§ Aim
Can you pull out each line of the data below that includes the word "equipment"?

§ Given information
******************************

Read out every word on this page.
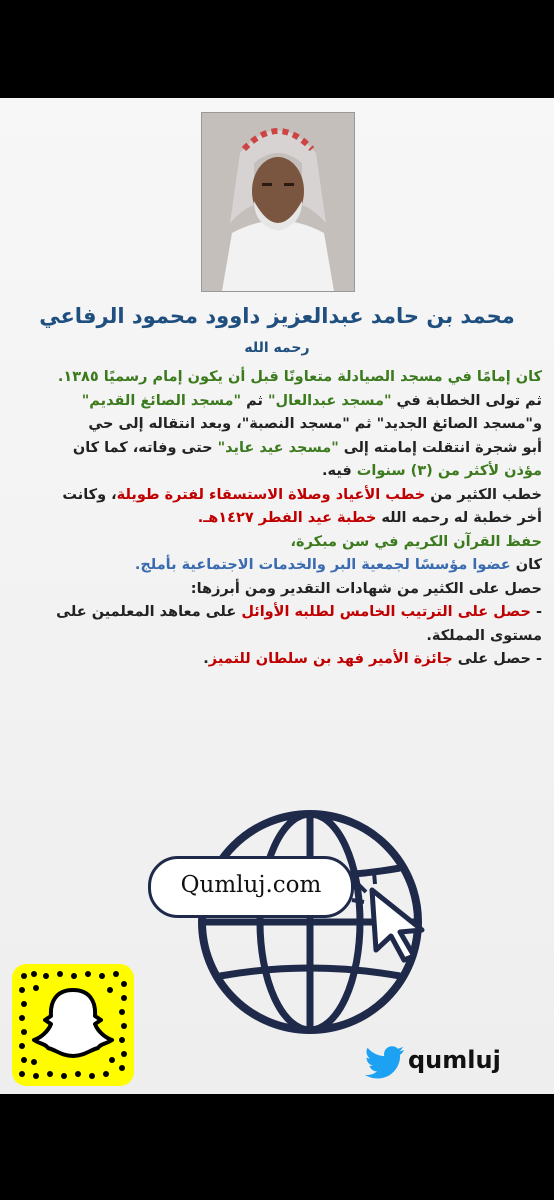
محمد بن حامد عبدالعزيز داوود محمود الرفاعي
رحمه الله

كان إمامًا في مسجد الصيادلة متعاونًا قبل أن يكون إمام رسميًا ١٣٨٥.

ثم تولى الخطابة في "مسجد عبدالعال" ثم "مسجد الصائغ القديم"

و"مسجد الصائغ الجديد" ثم "مسجد النصبة"، وبعد انتقاله إلى حي

أبو شجرة انتقلت إمامته إلى "مسجد عيد عايد" حتى وفاته، كما كان

مؤذن لأكثر من (٣) سنوات فيه.

خطب الكثير من خطب الأعياد وصلاة الاستسقاء لفترة طويلة، وكانت

أخر خطبة له رحمه الله خطبة عيد الفطر ١٤٢٧هـ.

حفظ القرآن الكريم في سن مبكرة،

كان عضوا مؤسسًا لجمعية البر والخدمات الاجتماعية بأملج.

حصل على الكثير من شهادات التقدير ومن أبرزها:

- حصل على الترتيب الخامس لطلبه الأوائل على معاهد المعلمين على

مستوى المملكة.

- حصل على جائزة الأمير فهد بن سلطان للتميز.

Qumluj.com
qumluj
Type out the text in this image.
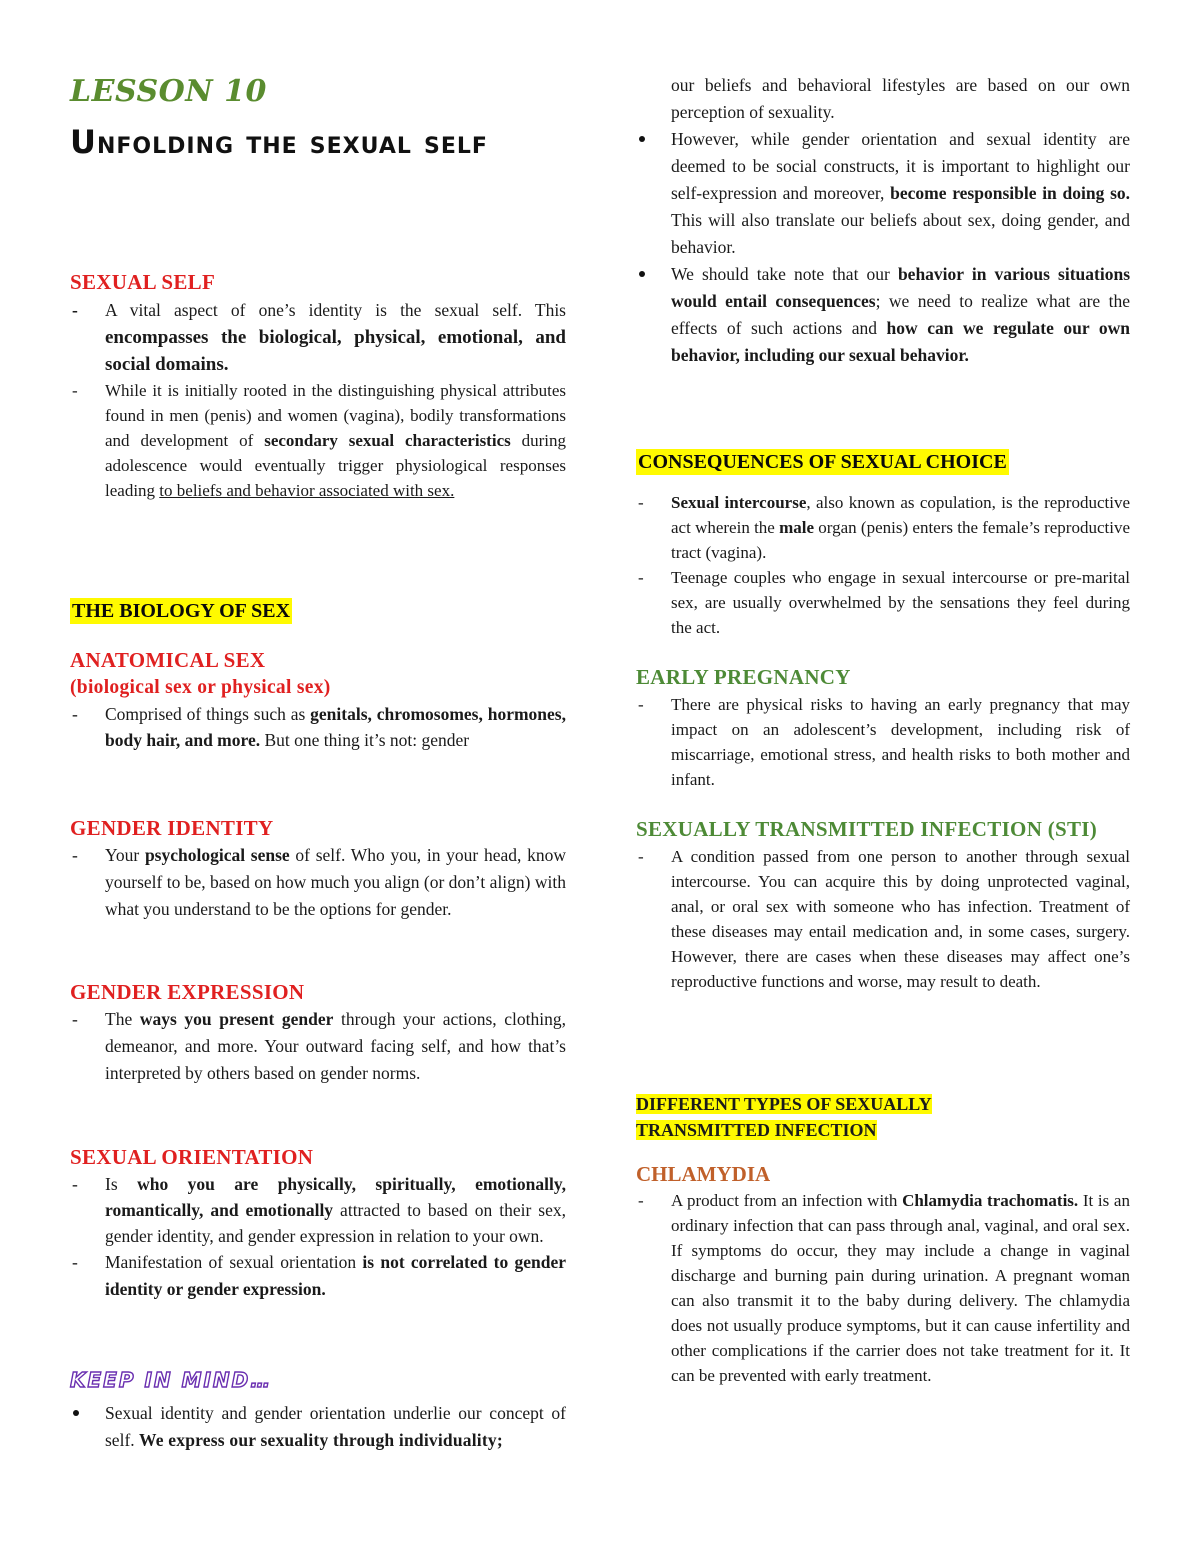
LESSON 10
Unfolding the sexual self
SEXUAL SELF
- A vital aspect of one’s identity is the sexual self. This encompasses the biological, physical, emotional, and social domains.
- While it is initially rooted in the distinguishing physical attributes found in men (penis) and women (vagina), bodily transformations and development of secondary sexual characteristics during adolescence would eventually trigger physiological responses leading to beliefs and behavior associated with sex.
THE BIOLOGY OF SEX
ANATOMICAL SEX
(biological sex or physical sex)
- Comprised of things such as genitals, chromosomes, hormones, body hair, and more. But one thing it’s not: gender
GENDER IDENTITY
- Your psychological sense of self. Who you, in your head, know yourself to be, based on how much you align (or don’t align) with what you understand to be the options for gender.
GENDER EXPRESSION
- The ways you present gender through your actions, clothing, demeanor, and more. Your outward facing self, and how that’s interpreted by others based on gender norms.
SEXUAL ORIENTATION
- Is who you are physically, spiritually, emotionally, romantically, and emotionally attracted to based on their sex, gender identity, and gender expression in relation to your own.
- Manifestation of sexual orientation is not correlated to gender identity or gender expression.
KEEP IN MIND…
Sexual identity and gender orientation underlie our concept of self. We express our sexuality through individuality;
our beliefs and behavioral lifestyles are based on our own perception of sexuality.
However, while gender orientation and sexual identity are deemed to be social constructs, it is important to highlight our self-expression and moreover, become responsible in doing so. This will also translate our beliefs about sex, doing gender, and behavior.
We should take note that our behavior in various situations would entail consequences; we need to realize what are the effects of such actions and how can we regulate our own behavior, including our sexual behavior.
CONSEQUENCES OF SEXUAL CHOICE
- Sexual intercourse, also known as copulation, is the reproductive act wherein the male organ (penis) enters the female’s reproductive tract (vagina).
- Teenage couples who engage in sexual intercourse or pre-marital sex, are usually overwhelmed by the sensations they feel during the act.
EARLY PREGNANCY
- There are physical risks to having an early pregnancy that may impact on an adolescent’s development, including risk of miscarriage, emotional stress, and health risks to both mother and infant.
SEXUALLY TRANSMITTED INFECTION (STI)
- A condition passed from one person to another through sexual intercourse. You can acquire this by doing unprotected vaginal, anal, or oral sex with someone who has infection. Treatment of these diseases may entail medication and, in some cases, surgery. However, there are cases when these diseases may affect one’s reproductive functions and worse, may result to death.
DIFFERENT TYPES OF SEXUALLY
TRANSMITTED INFECTION
CHLAMYDIA
- A product from an infection with Chlamydia trachomatis. It is an ordinary infection that can pass through anal, vaginal, and oral sex. If symptoms do occur, they may include a change in vaginal discharge and burning pain during urination. A pregnant woman can also transmit it to the baby during delivery. The chlamydia does not usually produce symptoms, but it can cause infertility and other complications if the carrier does not take treatment for it. It can be prevented with early treatment.
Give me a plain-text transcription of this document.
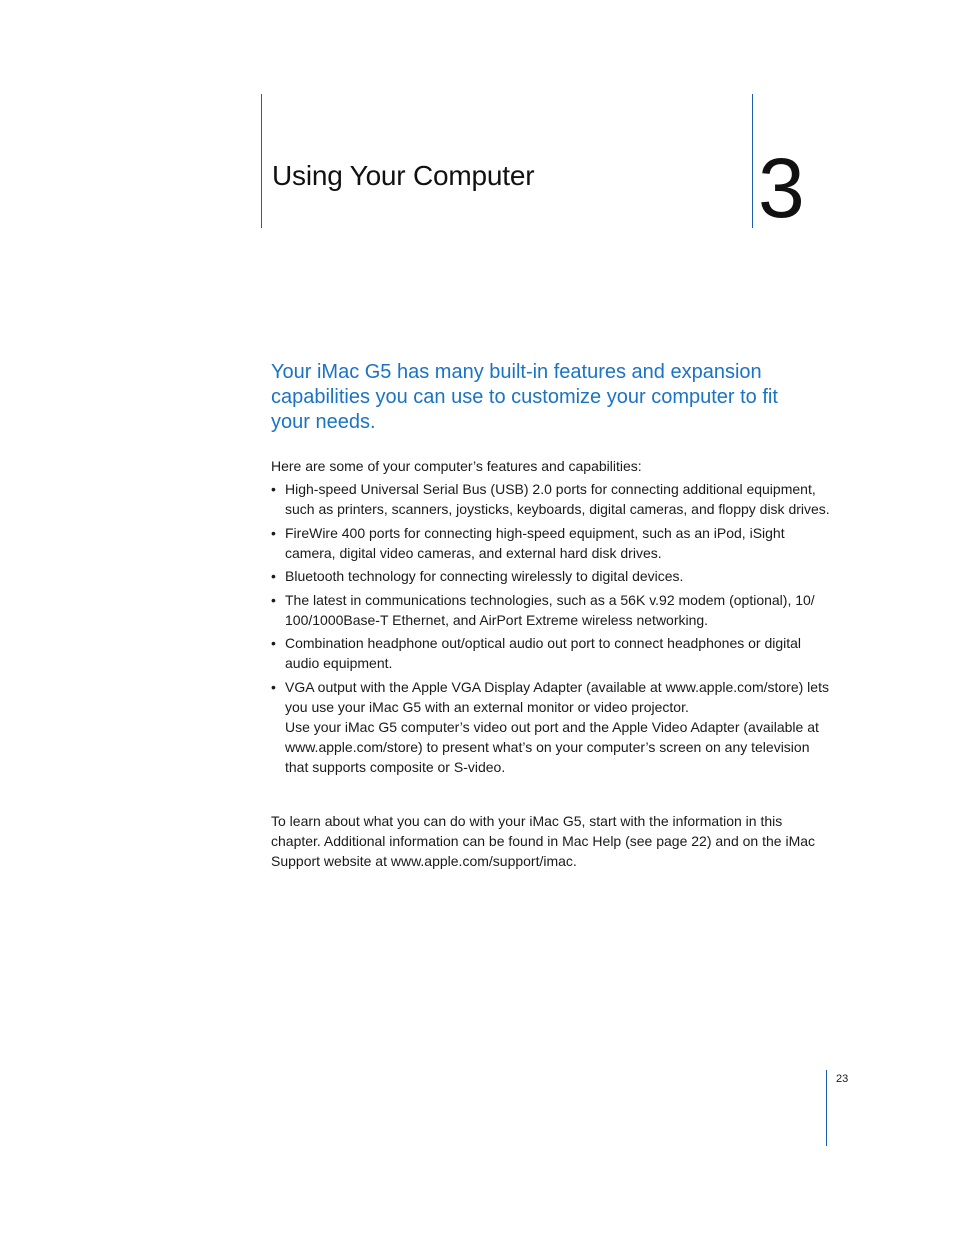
Using Your Computer	3
Your iMac G5 has many built-in features and expansion capabilities you can use to customize your computer to fit your needs.

Here are some of your computer’s features and capabilities:

• High-speed Universal Serial Bus (USB) 2.0 ports for connecting additional equipment, such as printers, scanners, joysticks, keyboards, digital cameras, and floppy disk drives.
• FireWire 400 ports for connecting high-speed equipment, such as an iPod, iSight camera, digital video cameras, and external hard disk drives.
• Bluetooth technology for connecting wirelessly to digital devices.
• The latest in communications technologies, such as a 56K v.92 modem (optional), 10/ 100/1000Base-T Ethernet, and AirPort Extreme wireless networking.
• Combination headphone out/optical audio out port to connect headphones or digital audio equipment.
• VGA output with the Apple VGA Display Adapter (available at www.apple.com/store) lets you use your iMac G5 with an external monitor or video projector.
Use your iMac G5 computer’s video out port and the Apple Video Adapter (available at www.apple.com/store) to present what’s on your computer’s screen on any television that supports composite or S-video.

To learn about what you can do with your iMac G5, start with the information in this chapter. Additional information can be found in Mac Help (see page 22) and on the iMac Support website at www.apple.com/support/imac.

23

******************************

§ Answer to this exercise
• High-speed Universal Serial Bus (USB) 2.0 ports for connecting additional equipment, such as printers, scanners, joysticks, keyboards, digital cameras, and floppy disk drives.
• FireWire 400 ports for connecting high-speed equipment, such as an iPod, iSight camera, digital video cameras, and external hard disk drives.
• Combination headphone out/optical audio out port to connect headphones or digital audio equipment.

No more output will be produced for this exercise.